Please transcribe the items from the first line through the line that contains "retweets-count: 1,349 [30,671,113,708]", both included, reproducing each line character for character.

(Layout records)
****

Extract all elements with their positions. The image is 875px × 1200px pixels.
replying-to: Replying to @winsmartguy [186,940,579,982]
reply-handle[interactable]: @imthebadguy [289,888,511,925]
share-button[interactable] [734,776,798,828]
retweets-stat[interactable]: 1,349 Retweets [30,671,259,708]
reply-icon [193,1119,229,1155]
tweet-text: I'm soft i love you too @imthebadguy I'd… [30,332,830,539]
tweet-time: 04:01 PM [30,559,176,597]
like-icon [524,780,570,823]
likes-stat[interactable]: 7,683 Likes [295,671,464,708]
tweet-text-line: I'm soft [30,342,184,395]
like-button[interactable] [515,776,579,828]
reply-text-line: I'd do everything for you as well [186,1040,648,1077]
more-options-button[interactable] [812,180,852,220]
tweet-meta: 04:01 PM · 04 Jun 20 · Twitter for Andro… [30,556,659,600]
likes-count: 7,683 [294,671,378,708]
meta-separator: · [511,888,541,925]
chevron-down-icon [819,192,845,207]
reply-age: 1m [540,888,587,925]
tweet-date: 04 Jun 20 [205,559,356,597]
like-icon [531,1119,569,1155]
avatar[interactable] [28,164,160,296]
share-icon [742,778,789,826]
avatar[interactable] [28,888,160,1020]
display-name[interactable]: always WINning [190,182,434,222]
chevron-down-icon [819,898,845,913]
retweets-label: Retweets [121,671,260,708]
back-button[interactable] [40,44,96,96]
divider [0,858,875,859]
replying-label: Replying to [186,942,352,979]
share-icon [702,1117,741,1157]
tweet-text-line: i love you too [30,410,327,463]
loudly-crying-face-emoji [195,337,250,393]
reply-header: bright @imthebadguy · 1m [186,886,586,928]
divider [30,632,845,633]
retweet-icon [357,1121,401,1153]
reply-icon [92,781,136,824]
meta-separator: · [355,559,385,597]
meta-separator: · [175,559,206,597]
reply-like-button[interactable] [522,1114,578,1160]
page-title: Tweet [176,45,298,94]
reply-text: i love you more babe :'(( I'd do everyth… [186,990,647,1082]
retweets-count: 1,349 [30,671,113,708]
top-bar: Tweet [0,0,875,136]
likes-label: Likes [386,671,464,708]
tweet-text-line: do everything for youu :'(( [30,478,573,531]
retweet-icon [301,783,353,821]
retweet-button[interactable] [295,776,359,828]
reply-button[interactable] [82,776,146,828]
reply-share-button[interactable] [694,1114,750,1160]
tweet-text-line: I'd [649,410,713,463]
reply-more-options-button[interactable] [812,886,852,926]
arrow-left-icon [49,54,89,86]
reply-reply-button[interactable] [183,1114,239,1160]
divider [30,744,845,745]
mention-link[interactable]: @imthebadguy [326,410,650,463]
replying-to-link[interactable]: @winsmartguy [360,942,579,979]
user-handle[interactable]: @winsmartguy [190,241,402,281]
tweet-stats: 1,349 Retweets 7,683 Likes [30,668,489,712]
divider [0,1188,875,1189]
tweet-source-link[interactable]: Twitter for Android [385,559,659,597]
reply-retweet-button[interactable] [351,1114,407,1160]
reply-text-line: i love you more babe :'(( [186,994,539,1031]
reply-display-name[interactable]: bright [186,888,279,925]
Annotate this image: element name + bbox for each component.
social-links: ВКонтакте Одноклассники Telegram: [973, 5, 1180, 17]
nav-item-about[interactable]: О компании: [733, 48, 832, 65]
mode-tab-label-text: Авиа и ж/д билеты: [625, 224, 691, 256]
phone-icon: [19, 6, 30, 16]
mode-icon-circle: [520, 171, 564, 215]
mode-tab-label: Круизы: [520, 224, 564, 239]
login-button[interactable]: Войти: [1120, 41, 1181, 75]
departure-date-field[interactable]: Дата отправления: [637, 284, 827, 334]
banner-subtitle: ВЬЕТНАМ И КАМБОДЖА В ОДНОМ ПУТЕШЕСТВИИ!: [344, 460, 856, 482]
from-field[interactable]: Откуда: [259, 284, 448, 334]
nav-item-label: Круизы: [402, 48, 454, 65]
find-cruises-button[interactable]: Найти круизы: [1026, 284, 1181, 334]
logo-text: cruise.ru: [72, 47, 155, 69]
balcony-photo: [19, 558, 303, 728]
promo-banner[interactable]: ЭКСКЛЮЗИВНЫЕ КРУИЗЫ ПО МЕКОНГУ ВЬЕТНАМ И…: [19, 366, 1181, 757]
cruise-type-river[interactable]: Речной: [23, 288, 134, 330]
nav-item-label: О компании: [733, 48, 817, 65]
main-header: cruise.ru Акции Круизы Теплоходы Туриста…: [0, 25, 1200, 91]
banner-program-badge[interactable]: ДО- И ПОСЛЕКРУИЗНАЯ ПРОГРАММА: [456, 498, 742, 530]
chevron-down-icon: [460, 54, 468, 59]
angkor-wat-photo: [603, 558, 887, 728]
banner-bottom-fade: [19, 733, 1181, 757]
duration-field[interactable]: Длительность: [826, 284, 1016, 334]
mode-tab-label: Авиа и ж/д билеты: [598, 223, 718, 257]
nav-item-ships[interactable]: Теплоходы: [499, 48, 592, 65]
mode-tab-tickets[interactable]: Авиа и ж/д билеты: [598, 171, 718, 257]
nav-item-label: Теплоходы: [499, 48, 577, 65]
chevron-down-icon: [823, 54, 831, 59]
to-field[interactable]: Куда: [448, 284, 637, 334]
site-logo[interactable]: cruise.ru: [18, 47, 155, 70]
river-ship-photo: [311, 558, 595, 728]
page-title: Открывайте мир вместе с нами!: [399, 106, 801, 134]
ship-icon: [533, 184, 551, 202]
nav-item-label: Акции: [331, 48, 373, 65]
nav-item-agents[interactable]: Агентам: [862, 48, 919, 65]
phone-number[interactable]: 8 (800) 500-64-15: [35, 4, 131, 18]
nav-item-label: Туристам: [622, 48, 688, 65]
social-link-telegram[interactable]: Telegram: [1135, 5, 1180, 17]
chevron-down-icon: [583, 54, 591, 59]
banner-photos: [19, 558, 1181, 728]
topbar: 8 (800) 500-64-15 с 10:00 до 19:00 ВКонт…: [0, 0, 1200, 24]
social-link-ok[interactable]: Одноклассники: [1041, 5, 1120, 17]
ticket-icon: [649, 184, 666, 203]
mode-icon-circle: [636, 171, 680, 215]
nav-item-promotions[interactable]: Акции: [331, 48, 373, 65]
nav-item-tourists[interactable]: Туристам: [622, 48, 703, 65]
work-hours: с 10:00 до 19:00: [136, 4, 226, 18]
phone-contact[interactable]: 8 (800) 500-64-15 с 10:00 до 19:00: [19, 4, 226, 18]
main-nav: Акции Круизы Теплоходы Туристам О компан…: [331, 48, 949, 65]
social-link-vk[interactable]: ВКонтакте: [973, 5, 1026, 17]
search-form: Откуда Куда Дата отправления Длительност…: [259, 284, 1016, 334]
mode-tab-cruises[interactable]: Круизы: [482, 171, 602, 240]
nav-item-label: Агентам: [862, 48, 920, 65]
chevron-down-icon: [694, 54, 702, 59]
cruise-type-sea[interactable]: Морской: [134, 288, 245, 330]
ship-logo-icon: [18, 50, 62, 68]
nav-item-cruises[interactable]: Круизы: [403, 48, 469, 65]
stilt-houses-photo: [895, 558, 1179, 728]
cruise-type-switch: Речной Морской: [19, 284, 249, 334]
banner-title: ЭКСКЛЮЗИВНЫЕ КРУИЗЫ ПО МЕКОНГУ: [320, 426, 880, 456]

****

● Task output:
Extract all elements with their positions. The image is 875px × 1200px pixels.
replying-to: Replying to @winsmartguy [186,940,579,982]
reply-handle[interactable]: @imthebadguy [289,888,511,925]
share-button[interactable] [734,776,798,828]
retweets-stat[interactable]: 1,349 Retweets [30,671,259,708]
reply-icon [193,1119,229,1155]
tweet-text: I'm soft i love you too @imthebadguy I'd… [30,332,830,539]
tweet-time: 04:01 PM [30,559,176,597]
like-icon [524,780,570,823]
likes-stat[interactable]: 7,683 Likes [295,671,464,708]
tweet-text-line: I'm soft [30,342,184,395]
like-button[interactable] [515,776,579,828]
reply-text-line: I'd do everything for you as well [186,1040,648,1077]
more-options-button[interactable] [812,180,852,220]
tweet-meta: 04:01 PM · 04 Jun 20 · Twitter for Andro… [30,556,659,600]
likes-count: 7,683 [294,671,378,708]
meta-separator: · [511,888,541,925]
chevron-down-icon [819,192,845,207]
reply-age: 1m [540,888,587,925]
tweet-date: 04 Jun 20 [205,559,356,597]
like-icon [531,1119,569,1155]
avatar[interactable] [28,164,160,296]
share-icon [742,778,789,826]
avatar[interactable] [28,888,160,1020]
display-name[interactable]: always WINning [190,182,434,222]
chevron-down-icon [819,898,845,913]
retweets-label: Retweets [121,671,260,708]
back-button[interactable] [40,44,96,96]
divider [0,858,875,859]
replying-label: Replying to [186,942,352,979]
share-icon [702,1117,741,1157]
tweet-text-line: i love you too [30,410,327,463]
loudly-crying-face-emoji [195,337,250,393]
reply-header: bright @imthebadguy · 1m [186,886,586,928]
divider [30,632,845,633]
retweet-icon [357,1121,401,1153]
reply-icon [92,781,136,824]
meta-separator: · [355,559,385,597]
meta-separator: · [175,559,206,597]
reply-like-button[interactable] [522,1114,578,1160]
page-title: Tweet [176,45,298,94]
reply-text: i love you more babe :'(( I'd do everyth… [186,990,647,1082]
retweets-count: 1,349 [30,671,113,708]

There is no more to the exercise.